設定課題
**a.** 日銀の物価見通しに関する文章によると、民間の調査会社などは平成29年度の物価上昇率をどの程度と予測していますか。
**b.** 日銀の物価見通しに関する文章の最後の文に続けて、その先を書き進めなさい。

文書の抜粋
◆ ◆ ◆

日銀は、2%の物価上昇率を目指して大規模な金融緩和策を続けていますが、全国の消費者物価は、去年11月まで9か月連続でマイナスの水準となっていて、目標の2%にはほど遠い状況が続いています。

しかし、日銀は、原油価格の下落が物価を押し下げる影響が和らぐほか、アメリカのトランプ次期大統領の政策に対する期待感などを背景に、世界経済が上向くとの見方などから、今後、物価は上昇に転じ、新年度(平成29年度)の物価上昇率は、1.5%程度に高まると見込んでいます。

日銀の黒田総裁は先月の講演で、「世界経済は全体として上向きつつあり、新しい年は、日本経済がデフレ脱却に向けて大きく歩みを進める年になる」と述べ、物価の上昇に自信を示しました。

これに対して、民間の調査会社などの予測では、トランプ次期大統領の政策が不透明なうえ、国内では消費者の節約志向が根強く企業も値上げに慎重だとして、平成29年度の物価上昇率は0%台半ばから1%にとどまるという見方が多くなっています。

日銀はこれまで2%の物価目標を達成する時期の見通しを5回にわたって先延ばししているだけに、デフレ脱却を目指す日銀の思い描くように物価が上昇に向かうかが注目されます。

日銀の物価上昇のシナリオとは

消費者物価指数は去年11月まで9か月連続でマイナスとなっていますが、日銀は今後、物価が上昇に転じると見ています。

その理由は2つあります。

1つは、原油価格が上昇傾向にあることです。原油の先物価格は、去年1月、1バレル=29ドル台まで下落しました。

◆ ◆ ◆

提供資料
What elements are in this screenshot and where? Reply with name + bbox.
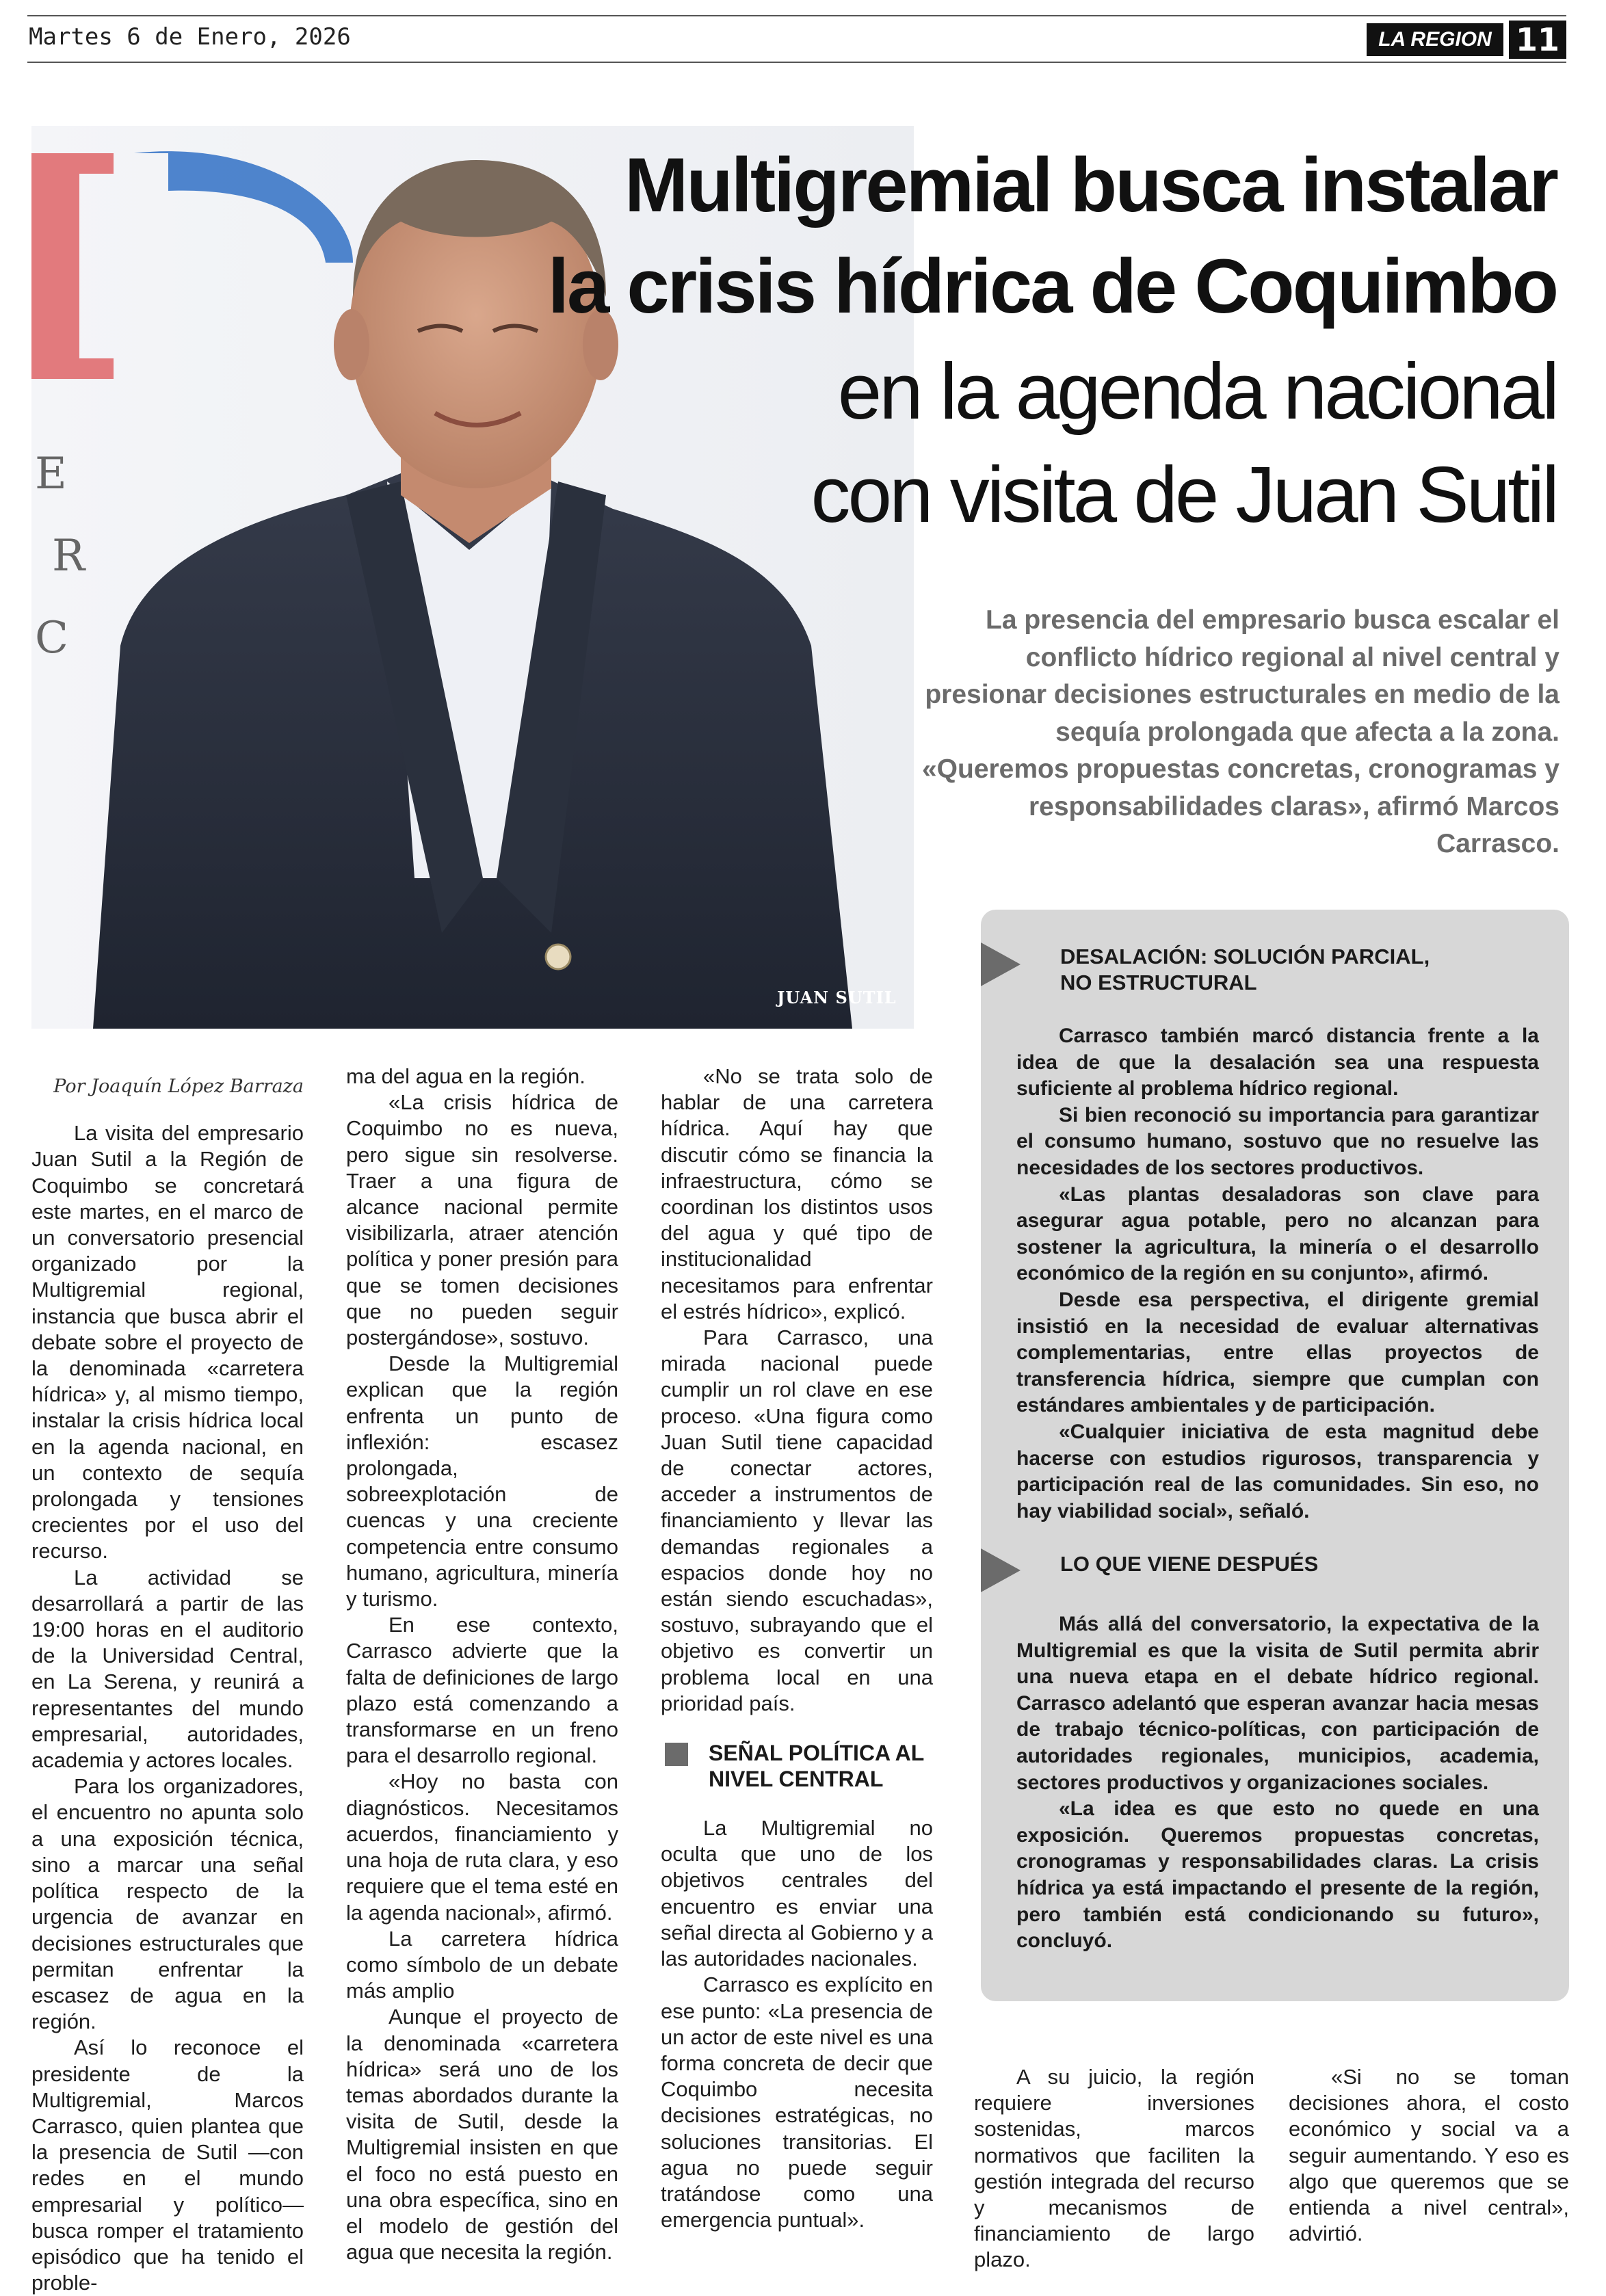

◆ ◆ ◆

各課題の解答
**a.** 0%台半ばから1%にとどまるという見方が多くなっています。

**b.**
しかし先月、OPEC=石油輸出国機構の加盟国とロシアなど非加盟の産油国が原油価格を押し上げるために協調して減産に踏み切ることで15年ぶりに合意し、原油の供給過剰の状態が改善に向かうという見方が強まったこともあって原油の先物価格は現在、1バレル=50ドルを超える水準まで上昇しています。

原油価格が上昇するとガソリンや石油製品の価格が値上がりし物価上昇率も高まると日銀は見ているのです。

日銀が物価が上昇すると見るもう1つの根拠は、アメリカのトランプ次期大統領の経済政策に対する期待から世界経済が上向くという見方が広がっていることです。

当初、金融市場では、保護主義的な発言を繰り返してきたトランプ氏が大統領になれば世界経済が混乱すると懸念されていました。

しかし、トランプ氏の当選が決まってからはインフラ投資や大規模な減税が実現すればアメリカ経済が活性化されるとして、ビジネスマンとしてのトランプ氏の手腕に期待する声も出ています。

日銀は、アメリカ経済が主導する形で世界経済が上向けば、日本でも企業の生産や投資、それに個人消費も活発になり賃金も上がるという好循環が生まれ、物価を押し上げることになると見ています。